**Task to complete:** In the data below, locate each line with the word "title" and list it.

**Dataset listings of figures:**
※ ※ ※

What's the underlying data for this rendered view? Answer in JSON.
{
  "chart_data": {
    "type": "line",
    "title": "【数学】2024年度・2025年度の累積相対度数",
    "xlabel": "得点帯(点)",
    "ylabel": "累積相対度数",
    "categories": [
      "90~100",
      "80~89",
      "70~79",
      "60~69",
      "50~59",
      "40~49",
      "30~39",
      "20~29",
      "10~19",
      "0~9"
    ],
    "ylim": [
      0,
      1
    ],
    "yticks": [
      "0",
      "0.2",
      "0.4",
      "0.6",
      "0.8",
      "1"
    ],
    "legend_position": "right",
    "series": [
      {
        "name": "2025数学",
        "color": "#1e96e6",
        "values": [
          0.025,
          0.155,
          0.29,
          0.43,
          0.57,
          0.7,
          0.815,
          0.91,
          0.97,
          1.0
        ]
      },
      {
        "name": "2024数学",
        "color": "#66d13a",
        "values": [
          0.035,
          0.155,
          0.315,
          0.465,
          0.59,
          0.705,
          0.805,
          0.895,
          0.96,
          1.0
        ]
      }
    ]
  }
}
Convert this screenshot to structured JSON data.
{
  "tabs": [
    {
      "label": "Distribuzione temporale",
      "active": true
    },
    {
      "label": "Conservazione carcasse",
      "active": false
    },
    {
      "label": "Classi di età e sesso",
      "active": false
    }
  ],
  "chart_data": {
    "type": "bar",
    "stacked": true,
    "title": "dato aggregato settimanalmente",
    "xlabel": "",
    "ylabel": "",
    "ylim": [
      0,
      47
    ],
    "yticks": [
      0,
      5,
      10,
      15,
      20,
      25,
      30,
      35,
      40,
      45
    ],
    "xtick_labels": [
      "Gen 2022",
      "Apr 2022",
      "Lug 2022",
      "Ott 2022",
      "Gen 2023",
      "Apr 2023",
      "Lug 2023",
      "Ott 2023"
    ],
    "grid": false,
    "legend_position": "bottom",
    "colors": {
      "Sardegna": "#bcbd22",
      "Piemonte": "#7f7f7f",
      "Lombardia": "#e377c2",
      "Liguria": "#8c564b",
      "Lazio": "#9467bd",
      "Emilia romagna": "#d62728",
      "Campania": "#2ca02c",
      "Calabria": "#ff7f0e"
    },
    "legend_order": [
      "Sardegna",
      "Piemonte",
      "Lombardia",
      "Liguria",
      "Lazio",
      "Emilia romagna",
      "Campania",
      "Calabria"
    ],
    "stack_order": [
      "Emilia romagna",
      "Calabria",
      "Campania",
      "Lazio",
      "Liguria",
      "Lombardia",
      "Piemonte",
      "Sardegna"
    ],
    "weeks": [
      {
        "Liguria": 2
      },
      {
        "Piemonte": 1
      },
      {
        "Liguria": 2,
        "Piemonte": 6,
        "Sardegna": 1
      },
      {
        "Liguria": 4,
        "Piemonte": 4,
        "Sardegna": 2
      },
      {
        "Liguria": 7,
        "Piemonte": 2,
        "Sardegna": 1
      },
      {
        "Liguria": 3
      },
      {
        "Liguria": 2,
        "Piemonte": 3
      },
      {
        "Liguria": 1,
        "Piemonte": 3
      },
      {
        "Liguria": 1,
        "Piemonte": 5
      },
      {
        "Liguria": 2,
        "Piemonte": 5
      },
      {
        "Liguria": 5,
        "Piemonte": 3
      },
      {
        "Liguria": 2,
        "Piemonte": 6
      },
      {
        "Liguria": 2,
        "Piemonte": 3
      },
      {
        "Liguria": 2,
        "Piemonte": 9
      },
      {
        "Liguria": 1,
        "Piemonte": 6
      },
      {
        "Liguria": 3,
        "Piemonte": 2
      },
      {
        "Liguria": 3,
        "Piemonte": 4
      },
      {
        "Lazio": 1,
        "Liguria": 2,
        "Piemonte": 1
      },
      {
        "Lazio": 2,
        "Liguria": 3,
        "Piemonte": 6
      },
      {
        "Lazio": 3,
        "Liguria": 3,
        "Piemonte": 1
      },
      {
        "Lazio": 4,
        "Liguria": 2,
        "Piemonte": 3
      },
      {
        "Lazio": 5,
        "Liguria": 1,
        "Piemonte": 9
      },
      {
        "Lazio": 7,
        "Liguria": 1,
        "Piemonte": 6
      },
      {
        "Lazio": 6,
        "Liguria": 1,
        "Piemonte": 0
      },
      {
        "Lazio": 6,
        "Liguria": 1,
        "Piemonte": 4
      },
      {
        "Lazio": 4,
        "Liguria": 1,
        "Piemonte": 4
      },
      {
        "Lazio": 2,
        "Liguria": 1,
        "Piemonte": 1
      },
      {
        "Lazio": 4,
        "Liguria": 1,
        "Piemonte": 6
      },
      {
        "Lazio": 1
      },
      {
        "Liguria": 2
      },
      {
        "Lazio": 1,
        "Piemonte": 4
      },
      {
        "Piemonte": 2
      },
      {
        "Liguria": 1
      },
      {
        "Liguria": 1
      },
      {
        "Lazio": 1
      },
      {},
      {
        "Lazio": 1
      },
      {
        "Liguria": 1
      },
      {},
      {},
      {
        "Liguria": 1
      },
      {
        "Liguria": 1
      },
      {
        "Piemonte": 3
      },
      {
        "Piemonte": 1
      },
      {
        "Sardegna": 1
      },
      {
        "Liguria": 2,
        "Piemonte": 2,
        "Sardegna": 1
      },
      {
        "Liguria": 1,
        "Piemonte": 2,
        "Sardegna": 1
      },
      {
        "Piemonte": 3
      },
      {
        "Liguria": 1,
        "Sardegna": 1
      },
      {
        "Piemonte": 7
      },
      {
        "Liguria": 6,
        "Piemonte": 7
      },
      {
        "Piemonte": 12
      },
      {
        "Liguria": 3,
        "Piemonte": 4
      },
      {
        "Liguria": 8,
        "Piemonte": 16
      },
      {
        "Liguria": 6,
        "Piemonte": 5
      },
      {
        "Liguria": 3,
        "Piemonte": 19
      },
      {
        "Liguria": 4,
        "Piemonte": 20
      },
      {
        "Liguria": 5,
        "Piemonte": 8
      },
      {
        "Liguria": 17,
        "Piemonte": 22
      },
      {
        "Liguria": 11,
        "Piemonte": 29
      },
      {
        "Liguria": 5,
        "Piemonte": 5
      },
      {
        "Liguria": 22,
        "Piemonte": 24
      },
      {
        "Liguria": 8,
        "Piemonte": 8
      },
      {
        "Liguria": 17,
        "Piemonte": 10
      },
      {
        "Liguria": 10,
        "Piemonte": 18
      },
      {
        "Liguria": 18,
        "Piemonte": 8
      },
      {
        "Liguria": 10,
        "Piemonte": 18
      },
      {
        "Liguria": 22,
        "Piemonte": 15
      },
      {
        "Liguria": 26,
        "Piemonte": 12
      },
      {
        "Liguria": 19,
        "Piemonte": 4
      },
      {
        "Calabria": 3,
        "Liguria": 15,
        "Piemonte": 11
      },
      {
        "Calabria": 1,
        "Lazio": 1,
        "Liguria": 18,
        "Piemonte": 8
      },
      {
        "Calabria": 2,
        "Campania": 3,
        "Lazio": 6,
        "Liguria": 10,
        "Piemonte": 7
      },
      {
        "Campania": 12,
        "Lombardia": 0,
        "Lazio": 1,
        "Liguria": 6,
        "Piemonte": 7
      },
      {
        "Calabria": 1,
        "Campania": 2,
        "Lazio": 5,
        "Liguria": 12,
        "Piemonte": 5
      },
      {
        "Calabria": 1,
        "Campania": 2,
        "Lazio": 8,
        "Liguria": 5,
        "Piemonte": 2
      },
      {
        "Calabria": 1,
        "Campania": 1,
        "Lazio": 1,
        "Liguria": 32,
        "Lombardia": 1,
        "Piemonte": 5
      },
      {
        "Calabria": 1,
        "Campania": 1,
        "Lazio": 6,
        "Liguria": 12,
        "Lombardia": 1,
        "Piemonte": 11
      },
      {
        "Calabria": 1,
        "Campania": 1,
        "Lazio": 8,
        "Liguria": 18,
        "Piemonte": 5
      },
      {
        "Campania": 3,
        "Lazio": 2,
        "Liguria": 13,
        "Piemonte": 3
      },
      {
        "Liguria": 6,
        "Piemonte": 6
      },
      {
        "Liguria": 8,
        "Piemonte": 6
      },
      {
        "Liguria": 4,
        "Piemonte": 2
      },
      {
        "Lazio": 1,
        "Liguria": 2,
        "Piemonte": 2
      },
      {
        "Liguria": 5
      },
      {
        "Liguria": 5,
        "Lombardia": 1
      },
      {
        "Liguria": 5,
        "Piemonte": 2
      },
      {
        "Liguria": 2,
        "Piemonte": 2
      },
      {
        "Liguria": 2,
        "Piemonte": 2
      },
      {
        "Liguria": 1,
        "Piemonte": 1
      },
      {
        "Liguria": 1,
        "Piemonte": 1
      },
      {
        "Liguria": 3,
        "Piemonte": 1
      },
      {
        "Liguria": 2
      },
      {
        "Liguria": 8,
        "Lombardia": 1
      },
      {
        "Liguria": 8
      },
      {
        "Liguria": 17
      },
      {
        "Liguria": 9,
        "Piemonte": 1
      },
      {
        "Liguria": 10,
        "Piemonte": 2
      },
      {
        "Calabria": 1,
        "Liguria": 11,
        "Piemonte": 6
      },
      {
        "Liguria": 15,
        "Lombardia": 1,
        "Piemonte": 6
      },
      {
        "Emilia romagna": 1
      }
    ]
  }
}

※ ※ ※

**Result for this exercise:**
    "title": "【数学】2024年度・2025年度の累積相対度数",
    "title": "dato aggregato settimanalmente",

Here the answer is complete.